- _EXERCISE DETAILS_
Reproduce all lines of the listing below in which the word "cause" occurs.

** begin AVAILABLE DATA **

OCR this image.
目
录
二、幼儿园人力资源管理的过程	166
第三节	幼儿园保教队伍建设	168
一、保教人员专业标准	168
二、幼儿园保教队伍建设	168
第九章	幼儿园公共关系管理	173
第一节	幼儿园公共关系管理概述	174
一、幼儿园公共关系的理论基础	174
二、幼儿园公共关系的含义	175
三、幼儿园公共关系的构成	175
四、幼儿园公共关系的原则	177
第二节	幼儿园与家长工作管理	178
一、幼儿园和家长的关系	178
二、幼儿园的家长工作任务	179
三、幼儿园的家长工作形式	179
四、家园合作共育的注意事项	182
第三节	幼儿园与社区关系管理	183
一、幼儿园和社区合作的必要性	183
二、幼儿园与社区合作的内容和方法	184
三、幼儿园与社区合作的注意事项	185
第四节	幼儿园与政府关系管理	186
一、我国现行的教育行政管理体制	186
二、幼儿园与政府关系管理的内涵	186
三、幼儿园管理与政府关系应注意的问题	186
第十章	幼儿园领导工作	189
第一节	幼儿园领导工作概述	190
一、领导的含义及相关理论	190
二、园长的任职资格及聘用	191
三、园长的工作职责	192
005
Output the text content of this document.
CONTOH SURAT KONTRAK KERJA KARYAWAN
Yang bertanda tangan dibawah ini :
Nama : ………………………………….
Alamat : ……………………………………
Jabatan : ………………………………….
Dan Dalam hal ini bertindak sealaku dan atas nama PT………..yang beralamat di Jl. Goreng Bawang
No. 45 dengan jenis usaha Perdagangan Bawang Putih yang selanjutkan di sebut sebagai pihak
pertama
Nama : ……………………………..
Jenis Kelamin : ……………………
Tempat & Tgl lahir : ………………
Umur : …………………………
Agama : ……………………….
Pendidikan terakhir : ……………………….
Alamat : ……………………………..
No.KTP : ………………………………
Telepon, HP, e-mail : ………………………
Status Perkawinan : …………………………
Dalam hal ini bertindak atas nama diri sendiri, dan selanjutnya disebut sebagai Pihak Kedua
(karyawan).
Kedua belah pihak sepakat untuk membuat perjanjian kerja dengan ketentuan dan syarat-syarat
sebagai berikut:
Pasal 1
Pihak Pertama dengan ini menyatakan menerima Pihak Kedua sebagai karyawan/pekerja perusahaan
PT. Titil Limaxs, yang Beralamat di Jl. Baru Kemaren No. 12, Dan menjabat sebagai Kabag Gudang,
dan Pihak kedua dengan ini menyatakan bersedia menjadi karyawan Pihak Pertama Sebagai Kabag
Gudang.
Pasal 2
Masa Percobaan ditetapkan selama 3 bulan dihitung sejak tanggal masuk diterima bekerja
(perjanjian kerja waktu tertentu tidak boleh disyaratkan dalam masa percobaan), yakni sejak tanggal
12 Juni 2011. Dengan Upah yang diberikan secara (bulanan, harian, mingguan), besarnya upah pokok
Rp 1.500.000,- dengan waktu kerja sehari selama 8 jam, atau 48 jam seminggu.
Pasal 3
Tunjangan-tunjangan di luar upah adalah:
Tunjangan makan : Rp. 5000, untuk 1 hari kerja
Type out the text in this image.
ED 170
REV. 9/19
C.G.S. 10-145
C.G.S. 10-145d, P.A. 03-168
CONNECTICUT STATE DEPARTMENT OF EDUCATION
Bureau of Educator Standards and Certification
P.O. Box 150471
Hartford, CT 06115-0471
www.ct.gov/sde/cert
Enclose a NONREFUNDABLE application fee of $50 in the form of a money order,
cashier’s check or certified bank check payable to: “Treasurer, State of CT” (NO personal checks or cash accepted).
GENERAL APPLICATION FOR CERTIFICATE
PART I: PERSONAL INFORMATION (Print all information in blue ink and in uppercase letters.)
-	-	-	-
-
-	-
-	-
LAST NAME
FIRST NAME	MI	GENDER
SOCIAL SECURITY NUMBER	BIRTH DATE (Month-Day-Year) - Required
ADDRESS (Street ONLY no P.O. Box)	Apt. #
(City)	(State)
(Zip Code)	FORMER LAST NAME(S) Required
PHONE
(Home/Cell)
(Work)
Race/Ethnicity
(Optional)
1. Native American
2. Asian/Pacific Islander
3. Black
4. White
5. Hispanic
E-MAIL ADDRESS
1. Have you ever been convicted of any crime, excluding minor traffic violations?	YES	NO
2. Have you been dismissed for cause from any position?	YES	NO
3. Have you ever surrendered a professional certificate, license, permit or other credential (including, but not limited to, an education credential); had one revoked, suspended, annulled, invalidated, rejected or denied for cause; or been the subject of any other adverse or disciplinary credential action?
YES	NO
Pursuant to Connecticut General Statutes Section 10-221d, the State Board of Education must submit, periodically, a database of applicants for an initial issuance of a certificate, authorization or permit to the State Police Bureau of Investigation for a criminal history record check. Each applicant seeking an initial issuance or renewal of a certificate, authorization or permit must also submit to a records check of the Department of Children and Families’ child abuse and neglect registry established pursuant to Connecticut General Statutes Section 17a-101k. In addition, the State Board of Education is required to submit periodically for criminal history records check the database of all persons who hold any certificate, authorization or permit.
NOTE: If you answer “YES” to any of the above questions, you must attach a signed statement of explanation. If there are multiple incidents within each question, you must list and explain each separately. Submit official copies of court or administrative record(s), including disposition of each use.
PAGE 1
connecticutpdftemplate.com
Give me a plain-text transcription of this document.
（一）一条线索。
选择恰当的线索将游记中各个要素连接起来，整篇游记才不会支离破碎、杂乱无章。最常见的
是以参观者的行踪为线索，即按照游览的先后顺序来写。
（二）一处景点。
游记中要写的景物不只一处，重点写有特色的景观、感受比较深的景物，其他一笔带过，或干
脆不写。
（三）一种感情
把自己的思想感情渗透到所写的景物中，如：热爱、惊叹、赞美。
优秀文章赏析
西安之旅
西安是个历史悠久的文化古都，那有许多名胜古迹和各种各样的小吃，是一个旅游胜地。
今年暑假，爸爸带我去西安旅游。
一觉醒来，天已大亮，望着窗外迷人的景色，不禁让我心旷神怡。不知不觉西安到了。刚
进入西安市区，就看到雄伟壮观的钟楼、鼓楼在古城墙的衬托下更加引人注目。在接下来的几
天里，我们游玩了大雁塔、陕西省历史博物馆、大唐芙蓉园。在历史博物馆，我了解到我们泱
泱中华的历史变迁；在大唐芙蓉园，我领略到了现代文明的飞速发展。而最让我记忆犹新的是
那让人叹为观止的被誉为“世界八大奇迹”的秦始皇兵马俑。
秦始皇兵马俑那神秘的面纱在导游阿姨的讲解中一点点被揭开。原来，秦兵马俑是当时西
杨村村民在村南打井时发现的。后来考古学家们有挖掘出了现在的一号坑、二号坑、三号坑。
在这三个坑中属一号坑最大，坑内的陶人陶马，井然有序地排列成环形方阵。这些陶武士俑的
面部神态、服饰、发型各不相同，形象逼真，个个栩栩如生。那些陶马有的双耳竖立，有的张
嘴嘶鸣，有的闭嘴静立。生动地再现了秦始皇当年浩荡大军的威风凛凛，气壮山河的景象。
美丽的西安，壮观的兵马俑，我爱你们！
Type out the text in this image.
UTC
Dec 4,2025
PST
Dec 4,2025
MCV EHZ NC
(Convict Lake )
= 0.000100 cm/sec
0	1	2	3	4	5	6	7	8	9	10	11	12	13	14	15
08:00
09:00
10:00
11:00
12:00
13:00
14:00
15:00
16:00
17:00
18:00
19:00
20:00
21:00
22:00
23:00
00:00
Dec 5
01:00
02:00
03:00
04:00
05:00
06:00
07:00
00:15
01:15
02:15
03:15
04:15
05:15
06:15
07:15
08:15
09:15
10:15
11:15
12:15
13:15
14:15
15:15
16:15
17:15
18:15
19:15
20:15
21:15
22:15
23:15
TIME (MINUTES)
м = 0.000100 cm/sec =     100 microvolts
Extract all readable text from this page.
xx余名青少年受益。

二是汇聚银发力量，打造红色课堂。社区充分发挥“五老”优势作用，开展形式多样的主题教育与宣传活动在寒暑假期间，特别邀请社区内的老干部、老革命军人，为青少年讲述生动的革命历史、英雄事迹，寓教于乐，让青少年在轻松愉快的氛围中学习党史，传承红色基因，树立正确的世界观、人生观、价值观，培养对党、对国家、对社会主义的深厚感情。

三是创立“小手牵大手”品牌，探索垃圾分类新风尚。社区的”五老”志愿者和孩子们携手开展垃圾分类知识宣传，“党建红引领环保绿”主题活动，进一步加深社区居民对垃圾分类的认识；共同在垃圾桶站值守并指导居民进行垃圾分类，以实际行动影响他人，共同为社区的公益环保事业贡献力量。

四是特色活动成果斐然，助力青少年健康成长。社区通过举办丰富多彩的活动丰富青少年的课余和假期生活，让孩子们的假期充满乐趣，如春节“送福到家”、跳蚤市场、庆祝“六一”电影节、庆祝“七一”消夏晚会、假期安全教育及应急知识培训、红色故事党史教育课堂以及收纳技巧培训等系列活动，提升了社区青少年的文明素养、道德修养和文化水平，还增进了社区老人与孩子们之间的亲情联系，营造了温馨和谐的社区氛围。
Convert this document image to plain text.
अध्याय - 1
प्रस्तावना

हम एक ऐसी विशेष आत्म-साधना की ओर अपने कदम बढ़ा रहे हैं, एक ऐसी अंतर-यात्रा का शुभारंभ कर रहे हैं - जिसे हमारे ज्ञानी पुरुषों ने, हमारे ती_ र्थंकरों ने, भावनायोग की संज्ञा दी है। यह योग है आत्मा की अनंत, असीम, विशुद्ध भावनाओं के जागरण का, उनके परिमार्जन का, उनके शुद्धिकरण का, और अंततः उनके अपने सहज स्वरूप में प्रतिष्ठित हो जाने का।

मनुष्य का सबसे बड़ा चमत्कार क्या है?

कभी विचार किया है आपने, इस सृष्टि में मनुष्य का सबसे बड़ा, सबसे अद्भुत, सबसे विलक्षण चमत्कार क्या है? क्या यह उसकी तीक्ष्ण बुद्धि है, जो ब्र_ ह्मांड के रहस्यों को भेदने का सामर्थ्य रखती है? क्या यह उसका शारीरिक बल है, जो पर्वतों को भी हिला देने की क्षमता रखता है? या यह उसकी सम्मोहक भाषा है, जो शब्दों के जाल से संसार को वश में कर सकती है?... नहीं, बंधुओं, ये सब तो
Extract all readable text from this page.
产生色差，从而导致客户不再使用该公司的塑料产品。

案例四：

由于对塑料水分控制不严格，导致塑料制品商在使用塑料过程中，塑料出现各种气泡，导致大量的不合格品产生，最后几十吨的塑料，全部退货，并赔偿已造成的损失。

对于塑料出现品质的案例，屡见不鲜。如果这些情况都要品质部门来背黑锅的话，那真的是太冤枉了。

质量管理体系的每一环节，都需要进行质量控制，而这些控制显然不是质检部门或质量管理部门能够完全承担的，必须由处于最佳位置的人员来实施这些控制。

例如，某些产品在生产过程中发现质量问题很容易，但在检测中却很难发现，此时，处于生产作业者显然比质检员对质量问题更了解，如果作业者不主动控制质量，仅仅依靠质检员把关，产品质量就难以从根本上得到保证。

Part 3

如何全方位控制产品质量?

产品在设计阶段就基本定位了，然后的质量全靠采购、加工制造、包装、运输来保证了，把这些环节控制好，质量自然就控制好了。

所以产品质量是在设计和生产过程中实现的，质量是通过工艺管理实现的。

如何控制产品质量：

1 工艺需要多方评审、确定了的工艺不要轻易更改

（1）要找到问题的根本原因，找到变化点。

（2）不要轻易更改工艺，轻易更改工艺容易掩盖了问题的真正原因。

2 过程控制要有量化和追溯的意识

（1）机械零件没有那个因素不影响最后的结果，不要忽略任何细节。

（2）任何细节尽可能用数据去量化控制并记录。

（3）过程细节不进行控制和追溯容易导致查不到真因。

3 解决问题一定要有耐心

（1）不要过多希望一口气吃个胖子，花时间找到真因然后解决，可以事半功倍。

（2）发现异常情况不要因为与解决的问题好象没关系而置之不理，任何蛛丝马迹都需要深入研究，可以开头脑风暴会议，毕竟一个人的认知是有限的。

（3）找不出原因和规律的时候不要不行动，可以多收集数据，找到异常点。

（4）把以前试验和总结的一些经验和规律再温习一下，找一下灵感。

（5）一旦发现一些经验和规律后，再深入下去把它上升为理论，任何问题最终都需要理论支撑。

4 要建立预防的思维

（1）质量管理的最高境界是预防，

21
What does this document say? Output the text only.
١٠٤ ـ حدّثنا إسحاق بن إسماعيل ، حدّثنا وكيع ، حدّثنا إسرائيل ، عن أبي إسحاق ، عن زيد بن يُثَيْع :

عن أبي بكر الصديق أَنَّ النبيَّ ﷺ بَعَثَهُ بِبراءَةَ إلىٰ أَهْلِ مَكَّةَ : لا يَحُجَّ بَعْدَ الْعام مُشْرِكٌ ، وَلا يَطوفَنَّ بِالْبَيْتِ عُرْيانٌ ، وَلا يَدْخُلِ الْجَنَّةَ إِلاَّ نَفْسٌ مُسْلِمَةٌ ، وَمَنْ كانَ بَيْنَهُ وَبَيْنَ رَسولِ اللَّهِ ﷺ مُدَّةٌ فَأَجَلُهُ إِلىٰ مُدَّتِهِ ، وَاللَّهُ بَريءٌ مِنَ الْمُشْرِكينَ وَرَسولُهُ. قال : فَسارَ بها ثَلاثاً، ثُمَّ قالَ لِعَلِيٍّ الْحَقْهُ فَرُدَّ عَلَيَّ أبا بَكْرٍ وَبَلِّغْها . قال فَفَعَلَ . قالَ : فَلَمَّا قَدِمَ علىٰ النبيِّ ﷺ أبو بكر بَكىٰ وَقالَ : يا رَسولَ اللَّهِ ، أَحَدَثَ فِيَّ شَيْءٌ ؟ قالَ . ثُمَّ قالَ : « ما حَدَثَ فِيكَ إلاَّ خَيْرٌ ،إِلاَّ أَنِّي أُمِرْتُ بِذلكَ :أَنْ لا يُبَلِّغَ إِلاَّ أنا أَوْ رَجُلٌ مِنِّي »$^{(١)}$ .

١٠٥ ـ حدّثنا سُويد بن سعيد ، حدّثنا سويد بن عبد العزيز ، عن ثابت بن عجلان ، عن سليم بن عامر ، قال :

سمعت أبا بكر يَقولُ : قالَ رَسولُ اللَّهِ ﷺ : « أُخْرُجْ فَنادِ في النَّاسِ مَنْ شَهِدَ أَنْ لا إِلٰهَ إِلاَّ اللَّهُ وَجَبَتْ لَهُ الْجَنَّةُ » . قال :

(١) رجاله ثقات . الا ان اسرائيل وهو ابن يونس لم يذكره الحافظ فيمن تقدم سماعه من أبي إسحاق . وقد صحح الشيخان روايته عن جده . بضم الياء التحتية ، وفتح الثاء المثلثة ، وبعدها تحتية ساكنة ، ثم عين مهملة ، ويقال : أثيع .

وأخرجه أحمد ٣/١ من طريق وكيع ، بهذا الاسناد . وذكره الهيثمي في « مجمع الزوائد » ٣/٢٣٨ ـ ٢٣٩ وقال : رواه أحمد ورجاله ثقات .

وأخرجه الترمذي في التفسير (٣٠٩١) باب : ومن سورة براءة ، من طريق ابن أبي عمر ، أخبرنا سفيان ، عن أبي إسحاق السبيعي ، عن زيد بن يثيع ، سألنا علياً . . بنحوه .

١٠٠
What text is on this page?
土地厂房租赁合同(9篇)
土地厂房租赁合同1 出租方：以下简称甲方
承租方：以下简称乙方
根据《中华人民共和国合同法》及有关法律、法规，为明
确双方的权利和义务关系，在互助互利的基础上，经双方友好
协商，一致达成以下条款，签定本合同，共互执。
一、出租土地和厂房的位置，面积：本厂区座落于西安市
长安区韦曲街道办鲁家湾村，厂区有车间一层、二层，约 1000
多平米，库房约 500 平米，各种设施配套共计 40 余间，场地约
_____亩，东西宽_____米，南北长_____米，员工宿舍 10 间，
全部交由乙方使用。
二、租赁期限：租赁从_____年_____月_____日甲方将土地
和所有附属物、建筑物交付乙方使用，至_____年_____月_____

** end AVAILABLE DATA **

- _RESULT OF THIS TASK_
2. Have you been dismissed for cause from any position?	YES	NO
3. Have you ever surrendered a professional certificate, license, permit or other credential (including, but not limited to, an education credential); had one revoked, suspended, annulled, invalidated, rejected or denied for cause; or been the subject of any other adverse or disciplinary credential action?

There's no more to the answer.